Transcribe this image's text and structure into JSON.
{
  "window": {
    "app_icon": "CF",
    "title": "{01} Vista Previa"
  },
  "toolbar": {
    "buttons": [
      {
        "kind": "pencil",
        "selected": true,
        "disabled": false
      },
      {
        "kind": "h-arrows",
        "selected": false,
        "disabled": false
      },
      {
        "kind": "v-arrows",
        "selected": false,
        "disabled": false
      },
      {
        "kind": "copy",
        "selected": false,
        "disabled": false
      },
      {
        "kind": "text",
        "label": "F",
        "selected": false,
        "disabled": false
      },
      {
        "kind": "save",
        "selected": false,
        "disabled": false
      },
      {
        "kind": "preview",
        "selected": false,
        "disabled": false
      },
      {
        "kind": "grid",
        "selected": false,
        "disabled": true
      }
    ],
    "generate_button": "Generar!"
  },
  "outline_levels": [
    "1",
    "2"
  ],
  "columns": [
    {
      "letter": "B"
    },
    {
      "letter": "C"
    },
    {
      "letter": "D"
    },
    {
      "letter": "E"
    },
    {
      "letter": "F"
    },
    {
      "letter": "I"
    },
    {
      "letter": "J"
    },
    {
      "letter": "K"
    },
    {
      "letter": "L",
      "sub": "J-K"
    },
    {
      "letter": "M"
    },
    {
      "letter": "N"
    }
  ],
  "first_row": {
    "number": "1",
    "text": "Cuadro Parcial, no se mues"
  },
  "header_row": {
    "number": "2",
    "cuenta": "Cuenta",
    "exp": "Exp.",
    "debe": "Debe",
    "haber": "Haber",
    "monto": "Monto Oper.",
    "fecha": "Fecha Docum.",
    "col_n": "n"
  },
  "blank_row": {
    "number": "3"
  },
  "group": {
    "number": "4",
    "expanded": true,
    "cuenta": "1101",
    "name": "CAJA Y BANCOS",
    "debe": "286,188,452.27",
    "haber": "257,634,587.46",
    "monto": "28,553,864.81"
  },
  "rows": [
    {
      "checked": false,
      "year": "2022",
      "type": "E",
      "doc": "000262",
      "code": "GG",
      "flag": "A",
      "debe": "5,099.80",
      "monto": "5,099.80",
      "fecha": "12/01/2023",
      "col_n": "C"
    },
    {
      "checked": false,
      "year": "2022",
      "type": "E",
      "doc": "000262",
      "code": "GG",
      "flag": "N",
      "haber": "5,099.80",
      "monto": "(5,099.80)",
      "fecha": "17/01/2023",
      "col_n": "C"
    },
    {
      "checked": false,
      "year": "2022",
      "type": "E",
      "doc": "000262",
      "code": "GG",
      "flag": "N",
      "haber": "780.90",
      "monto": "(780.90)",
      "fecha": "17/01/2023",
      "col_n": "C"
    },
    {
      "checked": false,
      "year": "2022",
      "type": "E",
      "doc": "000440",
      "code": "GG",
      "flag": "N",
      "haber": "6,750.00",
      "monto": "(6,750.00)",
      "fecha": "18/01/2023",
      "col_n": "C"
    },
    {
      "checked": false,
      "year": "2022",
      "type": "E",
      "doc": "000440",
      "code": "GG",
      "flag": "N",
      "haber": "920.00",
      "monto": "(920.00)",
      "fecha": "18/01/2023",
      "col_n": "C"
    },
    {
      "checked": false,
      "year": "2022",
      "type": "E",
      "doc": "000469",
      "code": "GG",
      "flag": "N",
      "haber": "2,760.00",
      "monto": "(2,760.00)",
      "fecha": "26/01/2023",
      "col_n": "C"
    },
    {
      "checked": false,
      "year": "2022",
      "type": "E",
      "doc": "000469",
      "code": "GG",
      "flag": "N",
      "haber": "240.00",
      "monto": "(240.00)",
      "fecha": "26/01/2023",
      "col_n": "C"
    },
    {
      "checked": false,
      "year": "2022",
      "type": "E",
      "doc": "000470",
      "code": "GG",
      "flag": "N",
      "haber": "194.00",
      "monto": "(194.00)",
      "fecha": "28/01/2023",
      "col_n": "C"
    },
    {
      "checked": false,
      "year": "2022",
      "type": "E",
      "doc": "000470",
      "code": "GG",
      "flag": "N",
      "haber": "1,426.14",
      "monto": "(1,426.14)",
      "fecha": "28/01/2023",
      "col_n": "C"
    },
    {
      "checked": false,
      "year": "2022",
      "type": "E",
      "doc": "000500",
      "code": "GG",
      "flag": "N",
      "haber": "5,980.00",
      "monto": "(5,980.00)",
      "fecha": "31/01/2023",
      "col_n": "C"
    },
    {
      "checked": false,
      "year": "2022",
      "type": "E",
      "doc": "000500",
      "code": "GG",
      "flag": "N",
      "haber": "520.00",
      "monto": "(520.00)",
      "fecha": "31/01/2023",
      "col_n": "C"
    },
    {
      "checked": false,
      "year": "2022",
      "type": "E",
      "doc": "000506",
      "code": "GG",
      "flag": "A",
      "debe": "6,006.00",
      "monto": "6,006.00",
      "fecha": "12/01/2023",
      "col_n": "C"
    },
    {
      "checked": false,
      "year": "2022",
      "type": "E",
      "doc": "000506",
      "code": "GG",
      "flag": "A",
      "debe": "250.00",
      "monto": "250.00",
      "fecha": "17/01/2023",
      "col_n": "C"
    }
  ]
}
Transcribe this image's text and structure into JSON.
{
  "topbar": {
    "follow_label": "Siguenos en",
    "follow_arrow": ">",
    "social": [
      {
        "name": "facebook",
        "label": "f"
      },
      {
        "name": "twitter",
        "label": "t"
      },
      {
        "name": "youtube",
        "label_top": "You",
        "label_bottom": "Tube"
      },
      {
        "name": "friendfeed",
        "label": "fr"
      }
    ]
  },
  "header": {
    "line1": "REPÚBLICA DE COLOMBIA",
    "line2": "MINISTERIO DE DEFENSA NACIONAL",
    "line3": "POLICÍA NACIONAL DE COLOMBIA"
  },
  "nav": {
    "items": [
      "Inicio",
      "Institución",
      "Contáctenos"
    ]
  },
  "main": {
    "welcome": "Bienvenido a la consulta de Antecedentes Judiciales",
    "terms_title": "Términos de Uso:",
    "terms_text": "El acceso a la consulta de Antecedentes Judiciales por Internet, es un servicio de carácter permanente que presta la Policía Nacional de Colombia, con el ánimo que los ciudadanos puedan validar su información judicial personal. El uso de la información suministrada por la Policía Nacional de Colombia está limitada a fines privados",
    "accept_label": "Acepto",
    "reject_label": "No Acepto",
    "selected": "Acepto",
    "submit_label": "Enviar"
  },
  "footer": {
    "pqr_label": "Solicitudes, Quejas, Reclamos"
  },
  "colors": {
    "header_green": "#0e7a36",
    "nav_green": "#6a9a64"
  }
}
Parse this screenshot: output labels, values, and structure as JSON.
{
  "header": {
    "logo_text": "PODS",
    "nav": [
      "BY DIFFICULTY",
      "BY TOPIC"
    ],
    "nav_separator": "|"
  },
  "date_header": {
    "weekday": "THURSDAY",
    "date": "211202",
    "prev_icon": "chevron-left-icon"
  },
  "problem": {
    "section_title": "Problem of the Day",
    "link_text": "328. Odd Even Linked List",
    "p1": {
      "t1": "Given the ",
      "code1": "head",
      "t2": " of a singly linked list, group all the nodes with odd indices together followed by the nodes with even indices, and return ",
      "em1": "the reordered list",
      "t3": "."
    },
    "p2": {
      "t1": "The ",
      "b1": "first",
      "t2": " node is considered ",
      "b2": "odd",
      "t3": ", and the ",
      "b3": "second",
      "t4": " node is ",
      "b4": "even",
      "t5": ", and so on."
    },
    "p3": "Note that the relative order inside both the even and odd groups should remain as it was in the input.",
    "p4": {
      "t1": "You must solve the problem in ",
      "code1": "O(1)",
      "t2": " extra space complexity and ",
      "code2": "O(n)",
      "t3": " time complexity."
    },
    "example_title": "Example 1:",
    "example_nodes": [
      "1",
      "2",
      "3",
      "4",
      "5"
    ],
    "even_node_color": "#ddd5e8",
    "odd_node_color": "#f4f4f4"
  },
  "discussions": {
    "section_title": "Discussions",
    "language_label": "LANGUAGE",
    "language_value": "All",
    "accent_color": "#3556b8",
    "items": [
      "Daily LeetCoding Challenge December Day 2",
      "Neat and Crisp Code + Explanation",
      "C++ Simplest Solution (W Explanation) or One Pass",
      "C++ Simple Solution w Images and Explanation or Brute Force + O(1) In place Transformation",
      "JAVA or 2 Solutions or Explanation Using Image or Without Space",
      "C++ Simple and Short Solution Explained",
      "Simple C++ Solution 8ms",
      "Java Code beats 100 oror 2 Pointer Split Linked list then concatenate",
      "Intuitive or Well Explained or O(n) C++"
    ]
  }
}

Exercise brief » Copy every line of the listing where the word "true" appears.

Solution below »
        "selected": true,
        "disabled": true
    "expanded": true,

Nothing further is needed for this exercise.